WRITTEN REQUEST —
Assemble all lines in which the string "ylabel" appears.

_ _ _

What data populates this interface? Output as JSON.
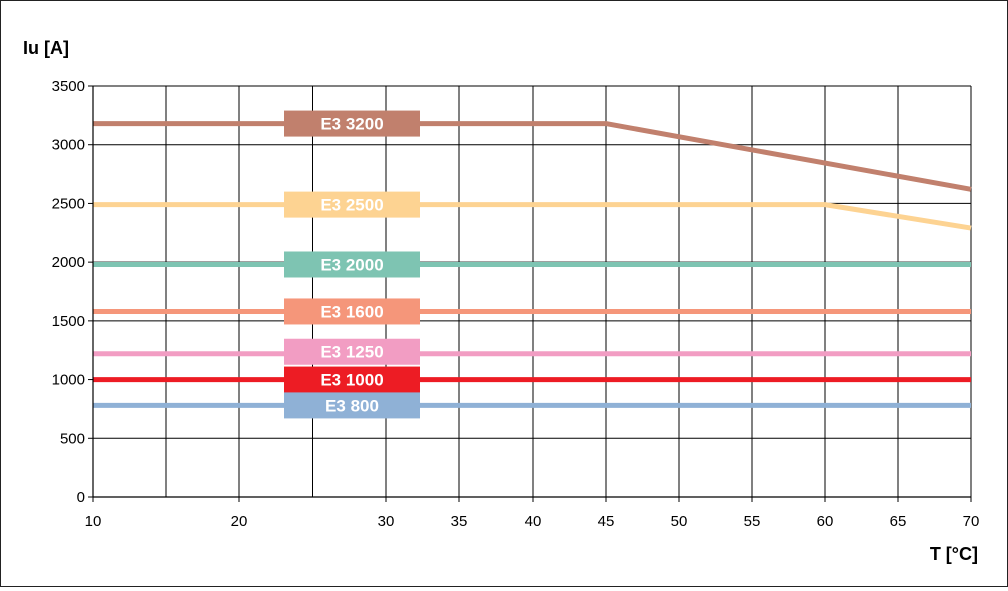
{
  "chart_data": {
    "type": "line",
    "ylabel": "Iu [A]",
    "xlabel": "T [°C]",
    "x_ticks": [
      "10",
      "20",
      "30",
      "35",
      "40",
      "45",
      "50",
      "55",
      "60",
      "65",
      "70"
    ],
    "y_ticks": [
      "0",
      "500",
      "1000",
      "1500",
      "2000",
      "2500",
      "3000",
      "3500"
    ],
    "ylim": [
      0,
      3500
    ],
    "grid": true,
    "series": [
      {
        "name": "E3 3200",
        "color": "#c1806d",
        "x": [
          10,
          45,
          70
        ],
        "values": [
          3180,
          3180,
          2620
        ]
      },
      {
        "name": "E3 2500",
        "color": "#fdd392",
        "x": [
          10,
          60,
          70
        ],
        "values": [
          2490,
          2490,
          2290
        ]
      },
      {
        "name": "E3 2000",
        "color": "#7ec4b2",
        "x": [
          10,
          70
        ],
        "values": [
          1980,
          1980
        ]
      },
      {
        "name": "E3 1600",
        "color": "#f5967a",
        "x": [
          10,
          70
        ],
        "values": [
          1580,
          1580
        ]
      },
      {
        "name": "E3 1250",
        "color": "#f29dc3",
        "x": [
          10,
          70
        ],
        "values": [
          1220,
          1220
        ]
      },
      {
        "name": "E3 1000",
        "color": "#ed1c24",
        "x": [
          10,
          70
        ],
        "values": [
          1000,
          1000
        ]
      },
      {
        "name": "E3 800",
        "color": "#8fb1d6",
        "x": [
          10,
          70
        ],
        "values": [
          780,
          780
        ]
      }
    ]
  }
}
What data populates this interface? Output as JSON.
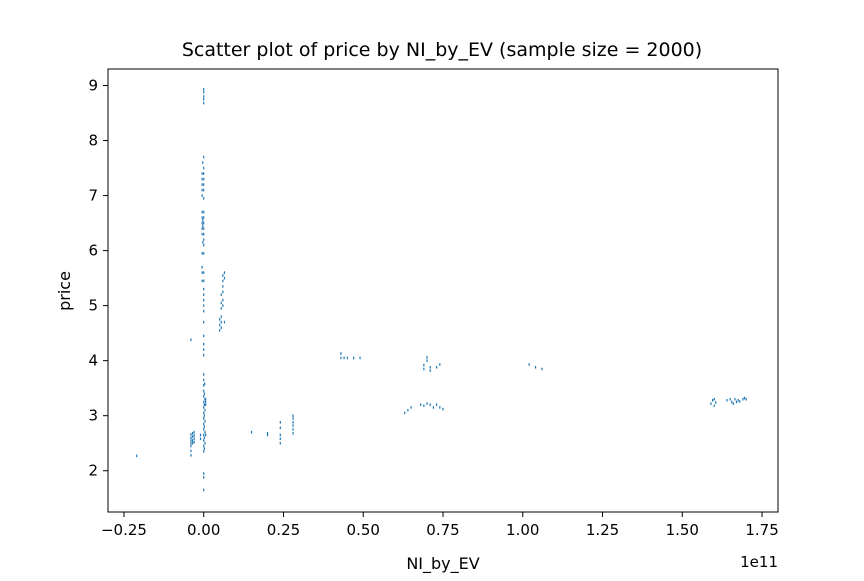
{
  "chart_data": {
    "type": "scatter",
    "title": "Scatter plot of price by NI_by_EV (sample size = 2000)",
    "xlabel": "NI_by_EV",
    "ylabel": "price",
    "x_offset_label": "1e11",
    "xlim": [
      -0.3,
      1.8
    ],
    "ylim": [
      1.25,
      9.3
    ],
    "x_ticks": [
      -0.25,
      0.0,
      0.25,
      0.5,
      0.75,
      1.0,
      1.25,
      1.5,
      1.75
    ],
    "x_tick_labels": [
      "−0.25",
      "0.00",
      "0.25",
      "0.50",
      "0.75",
      "1.00",
      "1.25",
      "1.50",
      "1.75"
    ],
    "y_ticks": [
      2,
      3,
      4,
      5,
      6,
      7,
      8,
      9
    ],
    "y_tick_labels": [
      "2",
      "3",
      "4",
      "5",
      "6",
      "7",
      "8",
      "9"
    ],
    "grid": false,
    "marker_color": "#1f77b4",
    "series": [
      {
        "points": [
          [
            -0.21,
            2.27
          ],
          [
            -0.04,
            4.38
          ],
          [
            -0.04,
            2.28
          ],
          [
            -0.04,
            2.36
          ],
          [
            -0.04,
            2.45
          ],
          [
            -0.04,
            2.5
          ],
          [
            -0.04,
            2.55
          ],
          [
            -0.04,
            2.6
          ],
          [
            -0.04,
            2.66
          ],
          [
            -0.035,
            2.5
          ],
          [
            -0.035,
            2.55
          ],
          [
            -0.035,
            2.62
          ],
          [
            -0.035,
            2.68
          ],
          [
            -0.03,
            2.52
          ],
          [
            -0.03,
            2.58
          ],
          [
            -0.03,
            2.64
          ],
          [
            -0.03,
            2.7
          ],
          [
            -0.01,
            2.58
          ],
          [
            -0.01,
            2.65
          ],
          [
            0.0,
            1.65
          ],
          [
            0.0,
            1.88
          ],
          [
            0.0,
            1.95
          ],
          [
            0.0,
            2.35
          ],
          [
            0.0,
            2.45
          ],
          [
            0.0,
            2.55
          ],
          [
            0.0,
            2.65
          ],
          [
            0.0,
            2.75
          ],
          [
            0.0,
            2.85
          ],
          [
            0.0,
            2.95
          ],
          [
            0.0,
            3.05
          ],
          [
            0.0,
            3.15
          ],
          [
            0.0,
            3.25
          ],
          [
            0.0,
            3.35
          ],
          [
            0.0,
            3.45
          ],
          [
            0.002,
            2.4
          ],
          [
            0.002,
            2.6
          ],
          [
            0.002,
            2.8
          ],
          [
            0.002,
            3.0
          ],
          [
            0.002,
            3.2
          ],
          [
            0.002,
            3.4
          ],
          [
            0.004,
            2.5
          ],
          [
            0.004,
            2.7
          ],
          [
            0.004,
            2.9
          ],
          [
            0.004,
            3.1
          ],
          [
            0.004,
            3.3
          ],
          [
            0.006,
            3.2
          ],
          [
            0.006,
            3.25
          ],
          [
            0.006,
            3.3
          ],
          [
            0.006,
            2.65
          ],
          [
            0.0,
            3.55
          ],
          [
            0.0,
            3.65
          ],
          [
            0.0,
            3.75
          ],
          [
            0.003,
            3.58
          ],
          [
            0.0,
            4.1
          ],
          [
            0.0,
            4.2
          ],
          [
            0.0,
            4.3
          ],
          [
            0.0,
            4.45
          ],
          [
            0.0,
            4.7
          ],
          [
            0.0,
            4.9
          ],
          [
            0.0,
            5.0
          ],
          [
            0.0,
            5.1
          ],
          [
            0.0,
            5.2
          ],
          [
            0.0,
            5.3
          ],
          [
            0.0,
            5.45
          ],
          [
            0.0,
            5.6
          ],
          [
            -0.005,
            5.7
          ],
          [
            -0.005,
            5.6
          ],
          [
            -0.005,
            5.45
          ],
          [
            -0.005,
            5.95
          ],
          [
            0.0,
            5.95
          ],
          [
            0.0,
            6.1
          ],
          [
            0.0,
            6.2
          ],
          [
            0.0,
            6.3
          ],
          [
            0.0,
            6.4
          ],
          [
            0.0,
            6.5
          ],
          [
            0.0,
            6.6
          ],
          [
            0.0,
            6.7
          ],
          [
            -0.005,
            6.3
          ],
          [
            -0.005,
            6.4
          ],
          [
            -0.005,
            6.5
          ],
          [
            -0.005,
            6.6
          ],
          [
            -0.005,
            6.7
          ],
          [
            -0.003,
            6.15
          ],
          [
            -0.003,
            6.45
          ],
          [
            -0.003,
            6.55
          ],
          [
            0.0,
            6.95
          ],
          [
            0.0,
            7.1
          ],
          [
            0.0,
            7.2
          ],
          [
            0.0,
            7.3
          ],
          [
            0.0,
            7.4
          ],
          [
            -0.005,
            7.0
          ],
          [
            -0.005,
            7.1
          ],
          [
            -0.005,
            7.2
          ],
          [
            -0.005,
            7.3
          ],
          [
            -0.005,
            7.4
          ],
          [
            -0.003,
            7.6
          ],
          [
            0.0,
            7.7
          ],
          [
            0.0,
            7.5
          ],
          [
            0.0,
            8.68
          ],
          [
            0.0,
            8.75
          ],
          [
            0.0,
            8.8
          ],
          [
            0.0,
            8.88
          ],
          [
            0.0,
            8.93
          ],
          [
            0.05,
            4.55
          ],
          [
            0.05,
            4.65
          ],
          [
            0.05,
            4.75
          ],
          [
            0.055,
            4.6
          ],
          [
            0.055,
            4.7
          ],
          [
            0.055,
            4.8
          ],
          [
            0.055,
            4.95
          ],
          [
            0.055,
            5.05
          ],
          [
            0.055,
            5.2
          ],
          [
            0.06,
            5.0
          ],
          [
            0.06,
            5.1
          ],
          [
            0.06,
            5.25
          ],
          [
            0.06,
            5.35
          ],
          [
            0.06,
            5.45
          ],
          [
            0.06,
            5.55
          ],
          [
            0.065,
            4.7
          ],
          [
            0.065,
            5.5
          ],
          [
            0.065,
            5.6
          ],
          [
            0.15,
            2.7
          ],
          [
            0.2,
            2.65
          ],
          [
            0.2,
            2.68
          ],
          [
            0.24,
            2.5
          ],
          [
            0.24,
            2.58
          ],
          [
            0.24,
            2.65
          ],
          [
            0.24,
            2.78
          ],
          [
            0.24,
            2.88
          ],
          [
            0.28,
            2.68
          ],
          [
            0.28,
            2.75
          ],
          [
            0.28,
            2.82
          ],
          [
            0.28,
            2.88
          ],
          [
            0.28,
            2.95
          ],
          [
            0.28,
            3.0
          ],
          [
            0.43,
            4.05
          ],
          [
            0.43,
            4.13
          ],
          [
            0.44,
            4.05
          ],
          [
            0.45,
            4.05
          ],
          [
            0.47,
            4.05
          ],
          [
            0.49,
            4.05
          ],
          [
            0.63,
            3.05
          ],
          [
            0.64,
            3.1
          ],
          [
            0.65,
            3.15
          ],
          [
            0.68,
            3.2
          ],
          [
            0.69,
            3.18
          ],
          [
            0.7,
            3.22
          ],
          [
            0.71,
            3.2
          ],
          [
            0.72,
            3.15
          ],
          [
            0.73,
            3.2
          ],
          [
            0.74,
            3.15
          ],
          [
            0.75,
            3.12
          ],
          [
            0.69,
            3.85
          ],
          [
            0.69,
            3.92
          ],
          [
            0.7,
            4.0
          ],
          [
            0.7,
            4.06
          ],
          [
            0.71,
            3.82
          ],
          [
            0.71,
            3.88
          ],
          [
            0.73,
            3.88
          ],
          [
            0.74,
            3.93
          ],
          [
            1.02,
            3.93
          ],
          [
            1.04,
            3.88
          ],
          [
            1.06,
            3.85
          ],
          [
            1.59,
            3.22
          ],
          [
            1.595,
            3.28
          ],
          [
            1.6,
            3.3
          ],
          [
            1.6,
            3.18
          ],
          [
            1.605,
            3.24
          ],
          [
            1.64,
            3.28
          ],
          [
            1.65,
            3.3
          ],
          [
            1.655,
            3.25
          ],
          [
            1.66,
            3.22
          ],
          [
            1.665,
            3.3
          ],
          [
            1.67,
            3.25
          ],
          [
            1.675,
            3.28
          ],
          [
            1.68,
            3.26
          ],
          [
            1.69,
            3.3
          ],
          [
            1.695,
            3.32
          ],
          [
            1.7,
            3.3
          ]
        ]
      }
    ]
  }
}
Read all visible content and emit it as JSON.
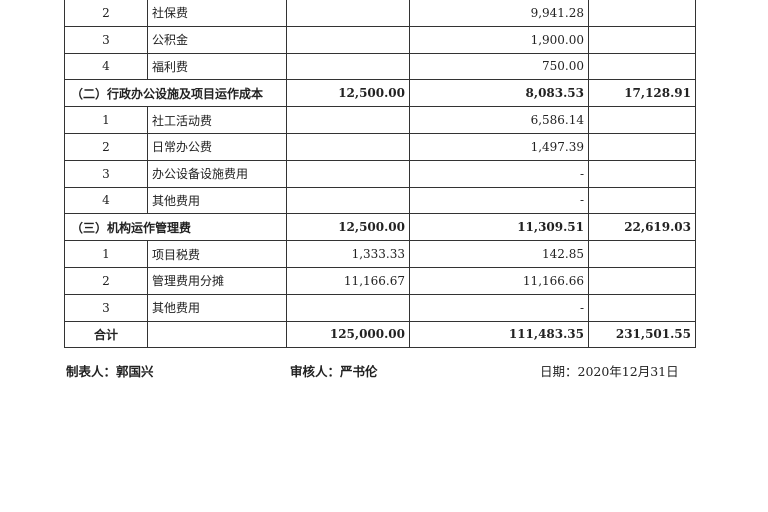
{
  "rows": [
    {
      "type": "item",
      "seq": "2",
      "name": "社保费",
      "budget": "",
      "actual": "9,941.28",
      "total": ""
    },
    {
      "type": "item",
      "seq": "3",
      "name": "公积金",
      "budget": "",
      "actual": "1,900.00",
      "total": ""
    },
    {
      "type": "item",
      "seq": "4",
      "name": "福利费",
      "budget": "",
      "actual": "750.00",
      "total": ""
    },
    {
      "type": "section",
      "name": "（二）行政办公设施及项目运作成本",
      "budget": "12,500.00",
      "actual": "8,083.53",
      "total": "17,128.91"
    },
    {
      "type": "item",
      "seq": "1",
      "name": "社工活动费",
      "budget": "",
      "actual": "6,586.14",
      "total": ""
    },
    {
      "type": "item",
      "seq": "2",
      "name": "日常办公费",
      "budget": "",
      "actual": "1,497.39",
      "total": ""
    },
    {
      "type": "item",
      "seq": "3",
      "name": "办公设备设施费用",
      "budget": "",
      "actual": "-",
      "total": ""
    },
    {
      "type": "item",
      "seq": "4",
      "name": "其他费用",
      "budget": "",
      "actual": "-",
      "total": ""
    },
    {
      "type": "section",
      "name": "（三）机构运作管理费",
      "budget": "12,500.00",
      "actual": "11,309.51",
      "total": "22,619.03"
    },
    {
      "type": "item",
      "seq": "1",
      "name": "项目税费",
      "budget": "1,333.33",
      "actual": "142.85",
      "total": ""
    },
    {
      "type": "item",
      "seq": "2",
      "name": "管理费用分摊",
      "budget": "11,166.67",
      "actual": "11,166.66",
      "total": ""
    },
    {
      "type": "item",
      "seq": "3",
      "name": "其他费用",
      "budget": "",
      "actual": "-",
      "total": ""
    },
    {
      "type": "total",
      "seq": "合计",
      "name": "",
      "budget": "125,000.00",
      "actual": "111,483.35",
      "total": "231,501.55"
    }
  ],
  "footer": {
    "preparer": "制表人：郭国兴",
    "reviewer": "审核人：严书伦",
    "date": "日期：2020年12月31日"
  }
}
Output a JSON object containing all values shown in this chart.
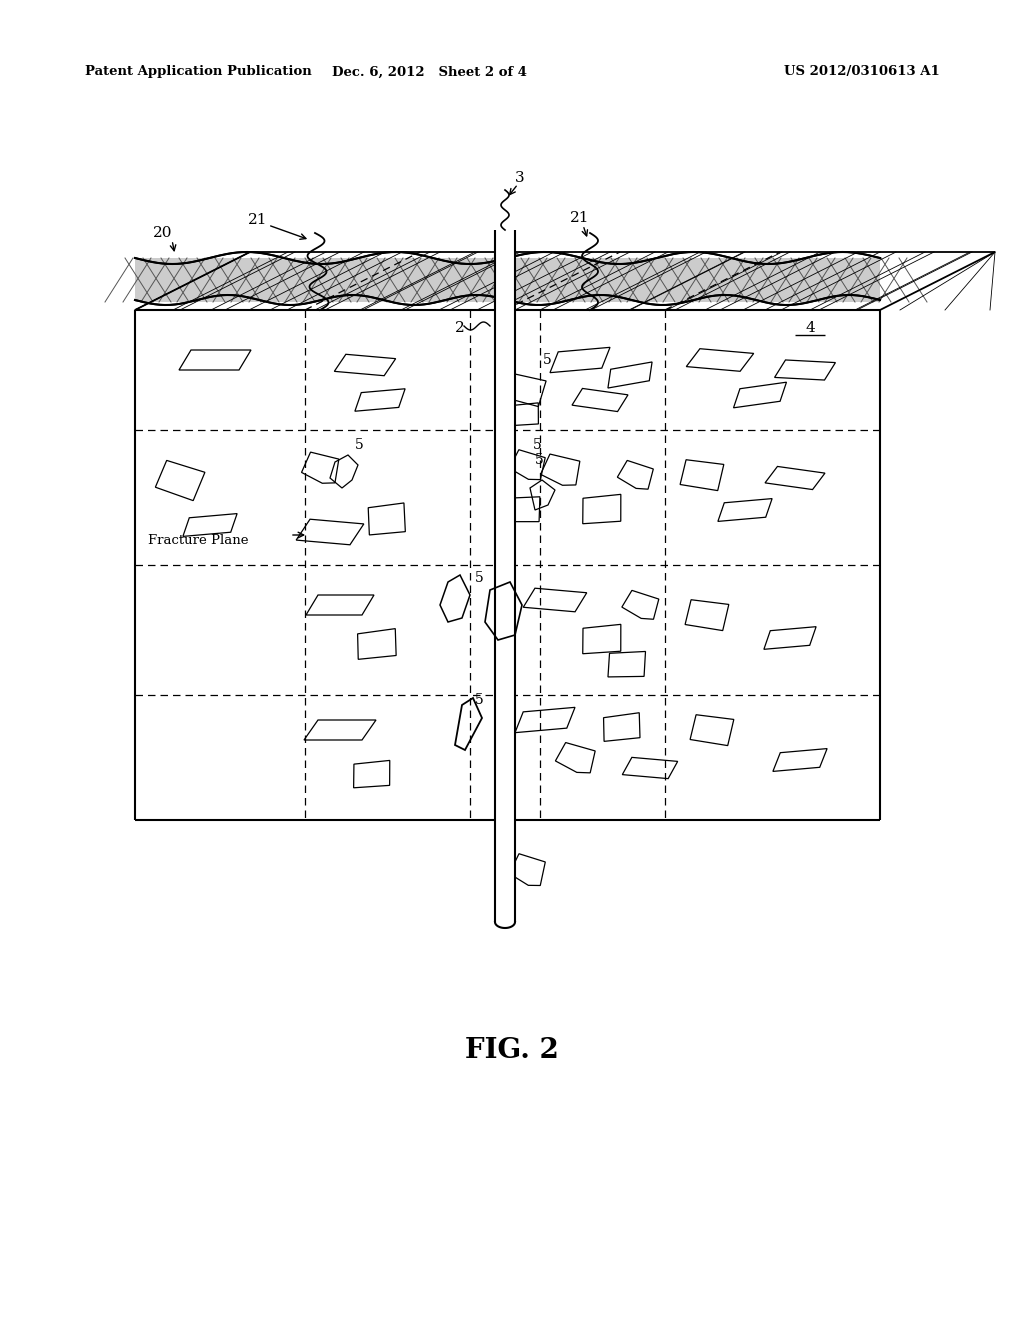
{
  "header_left": "Patent Application Publication",
  "header_mid": "Dec. 6, 2012   Sheet 2 of 4",
  "header_right": "US 2012/0310613 A1",
  "figure_label": "FIG. 2",
  "bg": "#ffffff",
  "lc": "#000000"
}
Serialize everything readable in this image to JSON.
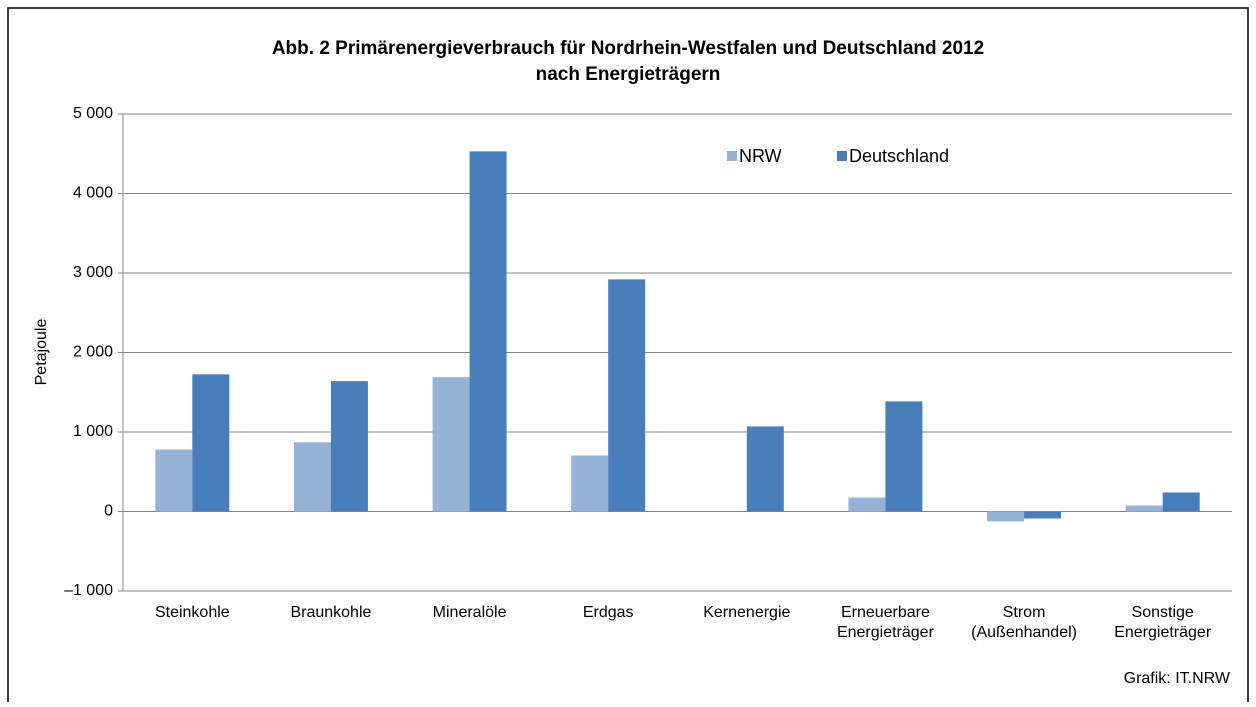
{
  "chart_data": {
    "type": "bar",
    "title": "Abb. 2 Primärenergieverbrauch für Nordrhein-Westfalen und Deutschland 2012",
    "subtitle": "nach Energieträgern",
    "ylabel": "Petajoule",
    "source": "Grafik: IT.NRW",
    "categories": [
      "Steinkohle",
      "Braunkohle",
      "Mineralöle",
      "Erdgas",
      "Kernenergie",
      "Erneuerbare\nEnergieträger",
      "Strom\n(Außenhandel)",
      "Sonstige\nEnergieträger"
    ],
    "series": [
      {
        "name": "NRW",
        "color": "#95b3d7",
        "values": [
          780,
          870,
          1690,
          705,
          0,
          176,
          -125,
          76
        ]
      },
      {
        "name": "Deutschland",
        "color": "#4a7ebb",
        "values": [
          1725,
          1640,
          4530,
          2920,
          1070,
          1385,
          -88,
          240
        ]
      }
    ],
    "ylim": [
      -1000,
      5000
    ],
    "yticks": [
      {
        "value": -1000,
        "label": "–1 000"
      },
      0,
      {
        "value": 1000,
        "label": "1 000"
      },
      {
        "value": 2000,
        "label": "2 000"
      },
      {
        "value": 3000,
        "label": "3 000"
      },
      {
        "value": 4000,
        "label": "4 000"
      },
      {
        "value": 5000,
        "label": "5 000"
      }
    ],
    "grid": true,
    "legend": "top-right"
  }
}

_ _ _

SOLUTION —
    "ylabel": "Iu [A]",
    "ylabel": "price",
    "ylabel": "Petajoule",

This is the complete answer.